## Problem
Locate each line with the string "that" in the listing below and copy it.

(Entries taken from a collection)
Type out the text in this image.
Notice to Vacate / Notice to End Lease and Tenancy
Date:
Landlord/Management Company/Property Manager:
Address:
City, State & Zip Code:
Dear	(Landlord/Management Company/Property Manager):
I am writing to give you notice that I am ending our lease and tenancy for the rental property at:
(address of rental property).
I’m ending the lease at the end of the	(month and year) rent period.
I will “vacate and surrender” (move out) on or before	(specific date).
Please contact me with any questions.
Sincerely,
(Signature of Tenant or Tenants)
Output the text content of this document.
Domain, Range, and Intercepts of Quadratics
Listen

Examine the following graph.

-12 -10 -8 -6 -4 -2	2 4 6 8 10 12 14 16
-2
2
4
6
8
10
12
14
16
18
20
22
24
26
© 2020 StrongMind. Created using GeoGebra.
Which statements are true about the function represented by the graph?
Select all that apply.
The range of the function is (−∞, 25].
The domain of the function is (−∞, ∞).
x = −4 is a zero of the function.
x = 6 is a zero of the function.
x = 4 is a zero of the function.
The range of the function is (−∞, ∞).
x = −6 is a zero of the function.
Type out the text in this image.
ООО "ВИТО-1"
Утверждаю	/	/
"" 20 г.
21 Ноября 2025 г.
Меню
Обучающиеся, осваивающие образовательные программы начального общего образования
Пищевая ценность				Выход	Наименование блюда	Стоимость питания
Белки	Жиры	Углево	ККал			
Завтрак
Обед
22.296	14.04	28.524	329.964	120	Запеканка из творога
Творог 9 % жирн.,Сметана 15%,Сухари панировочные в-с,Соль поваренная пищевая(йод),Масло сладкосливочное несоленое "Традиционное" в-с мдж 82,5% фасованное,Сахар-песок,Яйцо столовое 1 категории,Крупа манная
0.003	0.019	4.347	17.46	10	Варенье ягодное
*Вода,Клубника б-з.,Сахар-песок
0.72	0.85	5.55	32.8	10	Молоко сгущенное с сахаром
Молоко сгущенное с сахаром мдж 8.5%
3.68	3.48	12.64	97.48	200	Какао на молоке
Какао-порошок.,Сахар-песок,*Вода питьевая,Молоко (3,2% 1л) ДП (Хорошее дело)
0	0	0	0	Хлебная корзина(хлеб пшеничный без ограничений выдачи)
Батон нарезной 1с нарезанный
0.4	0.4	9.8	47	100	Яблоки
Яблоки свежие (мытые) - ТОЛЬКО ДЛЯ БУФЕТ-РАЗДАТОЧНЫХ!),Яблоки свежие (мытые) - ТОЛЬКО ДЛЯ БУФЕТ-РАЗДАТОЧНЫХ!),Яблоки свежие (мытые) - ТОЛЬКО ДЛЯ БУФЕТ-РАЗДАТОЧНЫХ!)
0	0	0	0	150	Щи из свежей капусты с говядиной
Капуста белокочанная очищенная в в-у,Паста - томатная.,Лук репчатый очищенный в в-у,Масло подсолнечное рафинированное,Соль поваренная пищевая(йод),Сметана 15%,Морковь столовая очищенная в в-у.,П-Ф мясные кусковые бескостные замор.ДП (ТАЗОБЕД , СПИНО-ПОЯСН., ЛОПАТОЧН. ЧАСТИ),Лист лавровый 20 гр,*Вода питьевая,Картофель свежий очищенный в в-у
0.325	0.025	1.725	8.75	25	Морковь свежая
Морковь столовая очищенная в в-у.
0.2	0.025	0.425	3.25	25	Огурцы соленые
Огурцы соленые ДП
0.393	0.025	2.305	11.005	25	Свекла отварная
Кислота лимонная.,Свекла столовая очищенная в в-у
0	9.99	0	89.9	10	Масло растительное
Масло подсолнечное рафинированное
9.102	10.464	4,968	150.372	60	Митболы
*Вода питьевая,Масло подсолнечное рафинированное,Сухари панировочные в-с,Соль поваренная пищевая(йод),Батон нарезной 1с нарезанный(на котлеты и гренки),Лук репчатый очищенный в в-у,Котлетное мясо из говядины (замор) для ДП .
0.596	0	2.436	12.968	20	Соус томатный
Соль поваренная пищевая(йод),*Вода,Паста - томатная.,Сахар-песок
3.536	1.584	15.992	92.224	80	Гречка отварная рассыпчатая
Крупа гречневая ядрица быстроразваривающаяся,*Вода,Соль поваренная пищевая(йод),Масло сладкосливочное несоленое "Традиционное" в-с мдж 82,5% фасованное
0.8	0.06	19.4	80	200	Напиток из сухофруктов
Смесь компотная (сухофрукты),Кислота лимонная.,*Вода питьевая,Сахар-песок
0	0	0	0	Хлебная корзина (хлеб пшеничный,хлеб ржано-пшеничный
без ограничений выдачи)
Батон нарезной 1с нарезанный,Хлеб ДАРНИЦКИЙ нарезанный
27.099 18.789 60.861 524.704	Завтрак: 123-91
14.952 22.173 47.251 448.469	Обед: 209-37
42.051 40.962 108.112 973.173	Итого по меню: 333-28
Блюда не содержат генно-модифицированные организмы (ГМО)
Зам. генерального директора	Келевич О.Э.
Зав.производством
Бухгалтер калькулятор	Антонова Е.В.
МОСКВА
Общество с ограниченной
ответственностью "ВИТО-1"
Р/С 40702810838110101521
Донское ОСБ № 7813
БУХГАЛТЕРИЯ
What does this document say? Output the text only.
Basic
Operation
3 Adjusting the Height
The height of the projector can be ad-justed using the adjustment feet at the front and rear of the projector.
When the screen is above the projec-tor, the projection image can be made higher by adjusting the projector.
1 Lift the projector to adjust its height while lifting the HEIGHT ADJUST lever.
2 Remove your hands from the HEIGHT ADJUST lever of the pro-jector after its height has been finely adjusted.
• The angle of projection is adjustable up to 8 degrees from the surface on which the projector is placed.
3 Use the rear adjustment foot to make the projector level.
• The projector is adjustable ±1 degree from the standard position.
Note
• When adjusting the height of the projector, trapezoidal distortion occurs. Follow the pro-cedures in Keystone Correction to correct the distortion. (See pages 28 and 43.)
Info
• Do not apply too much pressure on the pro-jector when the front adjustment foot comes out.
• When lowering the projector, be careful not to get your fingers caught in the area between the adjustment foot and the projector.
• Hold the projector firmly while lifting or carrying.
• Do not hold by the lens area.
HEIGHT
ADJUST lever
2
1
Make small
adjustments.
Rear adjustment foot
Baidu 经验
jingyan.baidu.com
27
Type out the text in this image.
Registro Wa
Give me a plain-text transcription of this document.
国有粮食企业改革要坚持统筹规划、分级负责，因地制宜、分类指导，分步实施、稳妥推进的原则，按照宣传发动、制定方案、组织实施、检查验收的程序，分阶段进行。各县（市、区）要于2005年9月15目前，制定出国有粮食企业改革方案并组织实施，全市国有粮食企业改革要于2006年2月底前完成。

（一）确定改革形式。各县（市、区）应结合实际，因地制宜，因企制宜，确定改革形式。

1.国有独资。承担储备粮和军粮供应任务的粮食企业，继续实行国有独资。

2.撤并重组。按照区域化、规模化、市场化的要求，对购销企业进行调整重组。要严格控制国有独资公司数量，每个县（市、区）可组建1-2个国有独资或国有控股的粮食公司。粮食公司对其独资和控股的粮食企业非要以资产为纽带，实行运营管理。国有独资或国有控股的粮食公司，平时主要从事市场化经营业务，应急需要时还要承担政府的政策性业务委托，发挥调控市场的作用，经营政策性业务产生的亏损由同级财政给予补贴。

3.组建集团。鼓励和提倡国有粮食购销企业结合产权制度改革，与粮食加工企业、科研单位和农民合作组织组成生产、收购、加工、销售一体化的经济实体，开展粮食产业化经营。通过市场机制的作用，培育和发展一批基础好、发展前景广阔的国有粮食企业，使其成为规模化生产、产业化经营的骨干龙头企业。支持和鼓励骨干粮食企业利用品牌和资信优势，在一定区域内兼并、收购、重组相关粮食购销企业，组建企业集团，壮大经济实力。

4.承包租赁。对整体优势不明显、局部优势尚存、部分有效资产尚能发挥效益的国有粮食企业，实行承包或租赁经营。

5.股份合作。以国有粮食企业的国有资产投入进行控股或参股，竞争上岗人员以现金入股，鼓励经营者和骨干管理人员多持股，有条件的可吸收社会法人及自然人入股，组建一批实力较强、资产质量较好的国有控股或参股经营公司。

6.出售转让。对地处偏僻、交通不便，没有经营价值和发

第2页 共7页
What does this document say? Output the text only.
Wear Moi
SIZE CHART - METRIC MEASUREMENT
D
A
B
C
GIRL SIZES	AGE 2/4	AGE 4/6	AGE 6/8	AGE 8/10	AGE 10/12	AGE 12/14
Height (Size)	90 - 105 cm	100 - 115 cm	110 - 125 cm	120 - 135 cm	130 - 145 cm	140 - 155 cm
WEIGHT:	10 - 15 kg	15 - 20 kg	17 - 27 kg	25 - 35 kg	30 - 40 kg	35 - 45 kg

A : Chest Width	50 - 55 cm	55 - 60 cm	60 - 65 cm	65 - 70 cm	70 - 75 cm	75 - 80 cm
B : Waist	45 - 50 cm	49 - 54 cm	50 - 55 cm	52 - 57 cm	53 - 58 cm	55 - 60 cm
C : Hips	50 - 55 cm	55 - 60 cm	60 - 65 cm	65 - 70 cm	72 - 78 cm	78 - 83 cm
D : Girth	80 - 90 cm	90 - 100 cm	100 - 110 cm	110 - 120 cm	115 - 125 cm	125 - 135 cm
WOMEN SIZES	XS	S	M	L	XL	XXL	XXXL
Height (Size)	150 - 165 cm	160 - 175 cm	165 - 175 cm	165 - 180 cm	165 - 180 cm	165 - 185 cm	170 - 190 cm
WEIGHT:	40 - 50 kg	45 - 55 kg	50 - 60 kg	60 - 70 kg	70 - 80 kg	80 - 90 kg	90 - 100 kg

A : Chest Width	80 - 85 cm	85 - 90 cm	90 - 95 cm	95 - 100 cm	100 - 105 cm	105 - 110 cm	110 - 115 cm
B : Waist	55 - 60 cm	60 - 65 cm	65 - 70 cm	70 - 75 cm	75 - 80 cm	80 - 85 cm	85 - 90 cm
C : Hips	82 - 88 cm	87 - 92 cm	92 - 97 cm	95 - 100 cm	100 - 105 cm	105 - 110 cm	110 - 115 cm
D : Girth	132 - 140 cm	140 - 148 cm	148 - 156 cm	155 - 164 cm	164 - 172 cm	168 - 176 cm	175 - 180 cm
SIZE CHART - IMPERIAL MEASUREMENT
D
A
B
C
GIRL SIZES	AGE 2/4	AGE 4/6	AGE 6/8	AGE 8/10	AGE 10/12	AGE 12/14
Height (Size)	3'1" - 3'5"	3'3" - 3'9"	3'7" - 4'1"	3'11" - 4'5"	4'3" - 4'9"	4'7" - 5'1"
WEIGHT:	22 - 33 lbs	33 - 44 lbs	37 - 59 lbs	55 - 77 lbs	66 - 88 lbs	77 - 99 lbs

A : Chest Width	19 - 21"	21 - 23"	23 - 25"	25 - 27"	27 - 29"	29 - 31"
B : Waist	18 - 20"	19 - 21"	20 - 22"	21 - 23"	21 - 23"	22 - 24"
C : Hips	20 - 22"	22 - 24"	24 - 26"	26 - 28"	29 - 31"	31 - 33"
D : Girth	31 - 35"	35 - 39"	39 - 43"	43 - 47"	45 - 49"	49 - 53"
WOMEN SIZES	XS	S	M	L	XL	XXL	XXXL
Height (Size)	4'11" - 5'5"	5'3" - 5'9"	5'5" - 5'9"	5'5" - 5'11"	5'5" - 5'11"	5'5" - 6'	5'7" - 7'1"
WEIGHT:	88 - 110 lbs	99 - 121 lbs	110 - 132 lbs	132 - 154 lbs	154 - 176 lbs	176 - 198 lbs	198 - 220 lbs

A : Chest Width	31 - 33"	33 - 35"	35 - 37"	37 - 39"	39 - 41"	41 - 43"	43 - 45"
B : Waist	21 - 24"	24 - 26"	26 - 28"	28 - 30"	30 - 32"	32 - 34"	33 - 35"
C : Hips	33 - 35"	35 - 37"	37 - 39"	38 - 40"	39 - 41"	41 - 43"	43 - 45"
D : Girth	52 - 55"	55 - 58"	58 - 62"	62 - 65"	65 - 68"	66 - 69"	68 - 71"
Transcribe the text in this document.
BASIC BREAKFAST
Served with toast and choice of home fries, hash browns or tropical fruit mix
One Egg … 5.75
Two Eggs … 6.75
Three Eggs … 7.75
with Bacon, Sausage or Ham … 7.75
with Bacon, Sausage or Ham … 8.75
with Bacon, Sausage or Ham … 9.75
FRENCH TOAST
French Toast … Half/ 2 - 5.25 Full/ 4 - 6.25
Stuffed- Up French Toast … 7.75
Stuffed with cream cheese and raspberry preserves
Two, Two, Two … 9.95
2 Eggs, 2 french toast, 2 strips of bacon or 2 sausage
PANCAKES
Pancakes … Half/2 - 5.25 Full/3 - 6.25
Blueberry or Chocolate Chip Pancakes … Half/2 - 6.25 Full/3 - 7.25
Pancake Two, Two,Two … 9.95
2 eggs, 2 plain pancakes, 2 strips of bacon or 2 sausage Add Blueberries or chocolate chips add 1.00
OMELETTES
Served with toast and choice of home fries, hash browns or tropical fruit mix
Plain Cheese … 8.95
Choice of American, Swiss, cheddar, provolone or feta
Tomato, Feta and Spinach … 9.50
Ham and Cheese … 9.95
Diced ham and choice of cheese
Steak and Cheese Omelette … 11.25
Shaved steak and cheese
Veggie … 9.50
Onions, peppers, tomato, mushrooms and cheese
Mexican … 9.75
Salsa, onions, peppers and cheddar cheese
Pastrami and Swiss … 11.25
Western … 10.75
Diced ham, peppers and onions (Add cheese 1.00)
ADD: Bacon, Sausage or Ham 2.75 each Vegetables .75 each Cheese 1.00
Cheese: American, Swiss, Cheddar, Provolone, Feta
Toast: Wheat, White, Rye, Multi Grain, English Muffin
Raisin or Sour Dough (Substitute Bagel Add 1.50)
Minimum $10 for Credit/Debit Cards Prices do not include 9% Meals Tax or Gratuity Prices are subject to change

## Output of the exercise
I am writing to give you notice that I am ending our lease and tenancy for the rental property at:
Select all that apply.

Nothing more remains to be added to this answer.